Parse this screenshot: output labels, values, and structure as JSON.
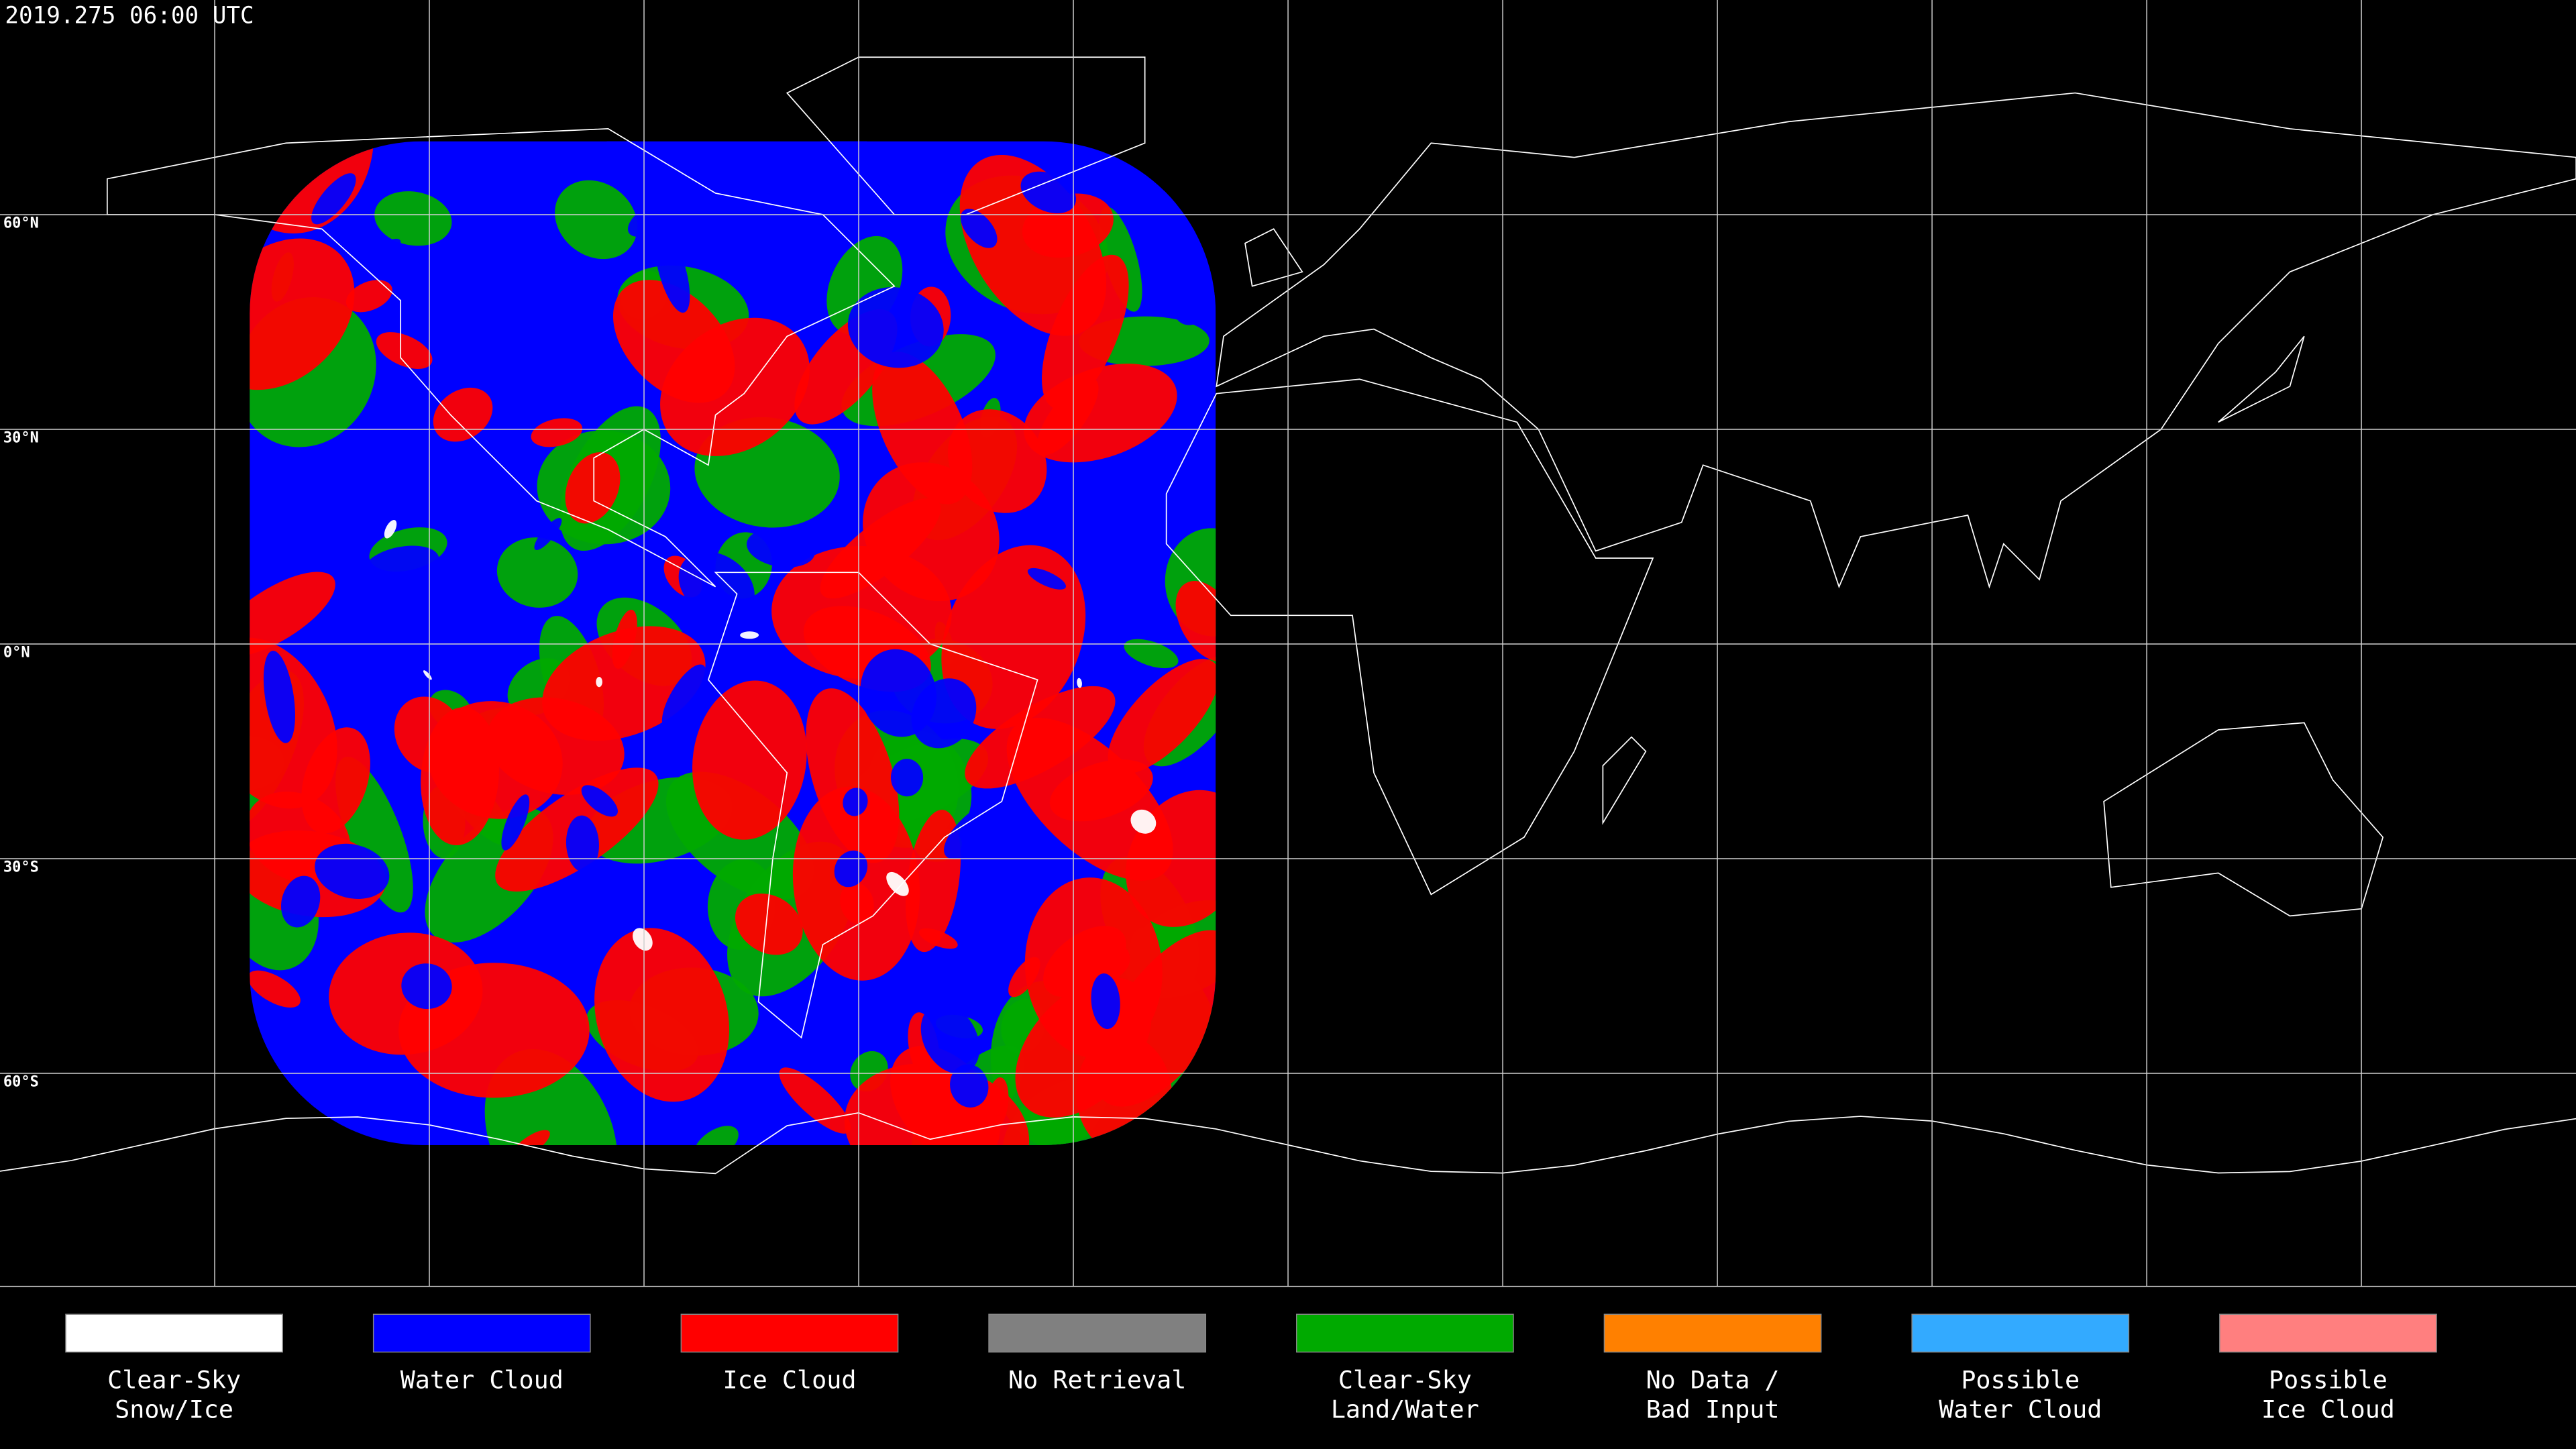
{
  "header": {
    "timestamp": "2019.275 06:00 UTC"
  },
  "grid_labels": [
    "60°N",
    "30°N",
    "0°N",
    "30°S",
    "60°S"
  ],
  "legend": {
    "items": [
      {
        "lines": [
          "Clear-Sky",
          "Snow/Ice"
        ],
        "color": "#ffffff"
      },
      {
        "lines": [
          "Water Cloud"
        ],
        "color": "#0000ff"
      },
      {
        "lines": [
          "Ice Cloud"
        ],
        "color": "#ff0000"
      },
      {
        "lines": [
          "No Retrieval"
        ],
        "color": "#808080"
      },
      {
        "lines": [
          "Clear-Sky",
          "Land/Water"
        ],
        "color": "#00aa00"
      },
      {
        "lines": [
          "No Data /",
          "Bad Input"
        ],
        "color": "#ff8000"
      },
      {
        "lines": [
          "Possible",
          "Water Cloud"
        ],
        "color": "#33aaff"
      },
      {
        "lines": [
          "Possible",
          "Ice Cloud"
        ],
        "color": "#ff7f7f"
      }
    ]
  }
}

------------------------------------------------

**Short problem**
Reproduce the records verbatim, omitting all images they contain.

**Exercise result**
Parse this screenshot: output labels, values, and structure as JSON.
{
  "header": {
    "timestamp": "2019.275 06:00 UTC"
  },
  "grid_labels": [
    "60°N",
    "30°N",
    "0°N",
    "30°S",
    "60°S"
  ],
  "legend": {
    "items": [
      {
        "lines": [
          "Clear-Sky",
          "Snow/Ice"
        ],
        "color": "#ffffff"
      },
      {
        "lines": [
          "Water Cloud"
        ],
        "color": "#0000ff"
      },
      {
        "lines": [
          "Ice Cloud"
        ],
        "color": "#ff0000"
      },
      {
        "lines": [
          "No Retrieval"
        ],
        "color": "#808080"
      },
      {
        "lines": [
          "Clear-Sky",
          "Land/Water"
        ],
        "color": "#00aa00"
      },
      {
        "lines": [
          "No Data /",
          "Bad Input"
        ],
        "color": "#ff8000"
      },
      {
        "lines": [
          "Possible",
          "Water Cloud"
        ],
        "color": "#33aaff"
      },
      {
        "lines": [
          "Possible",
          "Ice Cloud"
        ],
        "color": "#ff7f7f"
      }
    ]
  }
}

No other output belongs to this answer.